# QUOTED TEXT:
--------
It was great programming Ruby again and I realized what a terrific language it was and how much fun it was just knowing it and I thought of that old joke, you know, the, this, this guy goes to a psychiatrist and says, 'Doc, uh, my brother's crazy, he thinks he's a chicken,' and uh, the doctor says, 'well why don't you turn him in?' And the guy says, 'I would, but I need the eggs.' Well, I guess that's pretty much now how I feel about programming. You know, it's totally irrational and crazy and absurd and, but uh, I guess we keep going through it...because...most of us need the eggs.

(With apologies to Woody Allen)

A colleague mentioned to me that he was having a problem with his Rails project. His project requires a certain version of a gem. He dutifully uses config.gem to load that version of the gem into his project and all was right with the world for a time.

But at some point, it stopped working because he was somehow loading a newer version of the gem. To cut a long story short, although he wanted version X of the gem, something else he was loading was loading version Y of the gem where X < Y, and this broke plugin Z, which works with X but not Y.
--------
# LISTED ENTRIES:

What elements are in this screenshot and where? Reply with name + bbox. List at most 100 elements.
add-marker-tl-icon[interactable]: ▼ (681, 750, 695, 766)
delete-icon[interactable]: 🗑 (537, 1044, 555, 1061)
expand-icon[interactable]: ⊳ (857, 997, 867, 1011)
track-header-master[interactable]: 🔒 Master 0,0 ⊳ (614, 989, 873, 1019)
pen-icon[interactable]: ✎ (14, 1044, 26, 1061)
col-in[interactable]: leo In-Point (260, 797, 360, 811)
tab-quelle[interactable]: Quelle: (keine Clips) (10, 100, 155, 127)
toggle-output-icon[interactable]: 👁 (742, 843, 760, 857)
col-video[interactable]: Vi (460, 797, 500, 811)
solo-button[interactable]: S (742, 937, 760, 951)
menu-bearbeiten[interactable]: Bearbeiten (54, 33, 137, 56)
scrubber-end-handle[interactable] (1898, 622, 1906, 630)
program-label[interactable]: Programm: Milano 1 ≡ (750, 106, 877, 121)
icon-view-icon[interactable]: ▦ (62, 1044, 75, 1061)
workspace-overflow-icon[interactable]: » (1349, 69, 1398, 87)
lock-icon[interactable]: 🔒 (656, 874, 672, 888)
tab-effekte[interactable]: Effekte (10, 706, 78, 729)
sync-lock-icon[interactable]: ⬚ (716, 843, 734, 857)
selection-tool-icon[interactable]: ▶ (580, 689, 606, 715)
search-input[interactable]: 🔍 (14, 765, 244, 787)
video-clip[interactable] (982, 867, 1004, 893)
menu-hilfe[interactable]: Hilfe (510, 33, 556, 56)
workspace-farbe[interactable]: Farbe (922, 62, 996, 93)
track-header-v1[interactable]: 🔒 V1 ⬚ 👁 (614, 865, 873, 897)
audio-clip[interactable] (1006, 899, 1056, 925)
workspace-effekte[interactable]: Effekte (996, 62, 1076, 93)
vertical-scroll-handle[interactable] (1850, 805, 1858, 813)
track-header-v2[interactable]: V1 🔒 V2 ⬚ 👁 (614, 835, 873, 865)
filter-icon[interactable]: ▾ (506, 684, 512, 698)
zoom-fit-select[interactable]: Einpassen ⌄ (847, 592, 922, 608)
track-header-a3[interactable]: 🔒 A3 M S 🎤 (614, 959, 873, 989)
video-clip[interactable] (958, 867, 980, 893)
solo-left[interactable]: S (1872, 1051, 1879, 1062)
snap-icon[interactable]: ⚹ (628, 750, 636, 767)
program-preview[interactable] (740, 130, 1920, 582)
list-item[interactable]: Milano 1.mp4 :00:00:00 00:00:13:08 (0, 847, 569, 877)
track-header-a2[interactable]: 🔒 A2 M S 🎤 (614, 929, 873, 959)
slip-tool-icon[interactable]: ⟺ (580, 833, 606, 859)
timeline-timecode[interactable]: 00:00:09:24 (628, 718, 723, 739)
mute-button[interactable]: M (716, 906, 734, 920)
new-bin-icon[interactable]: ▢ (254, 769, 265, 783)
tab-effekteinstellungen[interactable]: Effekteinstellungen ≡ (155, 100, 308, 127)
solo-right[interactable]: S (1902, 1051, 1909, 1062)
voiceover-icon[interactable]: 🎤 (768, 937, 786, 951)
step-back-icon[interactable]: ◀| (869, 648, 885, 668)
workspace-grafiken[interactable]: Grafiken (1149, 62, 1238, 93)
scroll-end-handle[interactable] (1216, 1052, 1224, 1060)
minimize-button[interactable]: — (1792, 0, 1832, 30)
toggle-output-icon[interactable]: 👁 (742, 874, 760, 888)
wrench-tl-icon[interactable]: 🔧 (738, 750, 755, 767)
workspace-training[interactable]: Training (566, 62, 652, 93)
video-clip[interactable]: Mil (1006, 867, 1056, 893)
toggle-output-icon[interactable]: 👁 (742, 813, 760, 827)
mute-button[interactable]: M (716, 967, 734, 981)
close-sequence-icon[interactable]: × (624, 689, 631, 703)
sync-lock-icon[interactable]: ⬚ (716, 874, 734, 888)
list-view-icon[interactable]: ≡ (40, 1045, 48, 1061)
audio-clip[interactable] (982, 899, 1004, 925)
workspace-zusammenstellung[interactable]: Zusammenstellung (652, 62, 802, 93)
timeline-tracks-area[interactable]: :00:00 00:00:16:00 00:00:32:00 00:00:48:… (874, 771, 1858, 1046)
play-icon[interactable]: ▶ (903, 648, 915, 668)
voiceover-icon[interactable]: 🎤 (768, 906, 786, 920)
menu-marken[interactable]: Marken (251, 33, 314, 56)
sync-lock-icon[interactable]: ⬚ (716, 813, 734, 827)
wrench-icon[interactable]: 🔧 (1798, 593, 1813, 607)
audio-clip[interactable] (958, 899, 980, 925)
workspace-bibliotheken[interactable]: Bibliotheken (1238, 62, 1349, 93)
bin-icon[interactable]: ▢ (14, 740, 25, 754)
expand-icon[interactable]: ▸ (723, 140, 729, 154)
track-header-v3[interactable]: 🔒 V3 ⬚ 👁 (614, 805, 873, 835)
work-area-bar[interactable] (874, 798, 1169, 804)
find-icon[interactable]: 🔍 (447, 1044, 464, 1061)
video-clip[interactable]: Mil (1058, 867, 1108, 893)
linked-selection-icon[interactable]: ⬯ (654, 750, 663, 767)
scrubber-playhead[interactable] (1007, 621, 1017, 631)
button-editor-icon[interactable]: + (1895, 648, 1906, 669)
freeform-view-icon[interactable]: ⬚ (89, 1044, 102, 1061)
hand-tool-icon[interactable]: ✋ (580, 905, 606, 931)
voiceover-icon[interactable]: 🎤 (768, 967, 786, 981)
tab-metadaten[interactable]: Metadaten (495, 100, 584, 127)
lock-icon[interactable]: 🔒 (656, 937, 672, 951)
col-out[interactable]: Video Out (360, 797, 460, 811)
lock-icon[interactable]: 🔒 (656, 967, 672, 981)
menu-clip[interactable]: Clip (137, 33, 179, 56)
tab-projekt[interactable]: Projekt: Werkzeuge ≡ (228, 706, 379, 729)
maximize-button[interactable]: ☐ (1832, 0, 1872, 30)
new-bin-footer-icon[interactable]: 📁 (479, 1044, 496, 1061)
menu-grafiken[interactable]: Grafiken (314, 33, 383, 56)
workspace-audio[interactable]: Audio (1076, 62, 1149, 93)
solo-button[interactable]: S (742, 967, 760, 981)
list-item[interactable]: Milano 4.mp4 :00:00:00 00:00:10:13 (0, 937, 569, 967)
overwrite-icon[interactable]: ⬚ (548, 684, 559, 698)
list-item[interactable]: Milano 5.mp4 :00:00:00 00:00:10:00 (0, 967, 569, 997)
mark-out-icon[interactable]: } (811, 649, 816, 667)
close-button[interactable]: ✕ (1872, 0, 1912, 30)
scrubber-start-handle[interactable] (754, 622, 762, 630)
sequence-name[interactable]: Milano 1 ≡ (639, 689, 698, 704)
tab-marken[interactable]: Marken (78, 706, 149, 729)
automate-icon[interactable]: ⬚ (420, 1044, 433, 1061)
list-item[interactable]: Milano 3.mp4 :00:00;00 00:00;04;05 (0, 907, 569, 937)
--------
# WRITTEN PROBLEM:
Continue the piece about the Rails gem-version conflict, starting after its final sentence. The listing is not needed here.

# EXPECTED ANSWER:
Confused? Or is this vomitorium known as "gem dependencies" old hat to you?

I ordinarily wouldn't have done anything but try to utter a sympathetic grunt. Talking about someone's gem dependencies is a lot like talking about the perceived shortcomings of a friend's spouse. At a certain point, you realize that the advice to "Just walk away" will not be met with a hoarse cry of thanks and grateful pumping of your hand.

But I'm a pattern matching machine, and somehow this seemed darn familiar. At the core, if you have two pieces of code, and they each require a different version of the same gem, isn't that the exact same problem as having two pieces of code, each of which wants to add a different #sum method to the Array class?

Fix one and you fix the other.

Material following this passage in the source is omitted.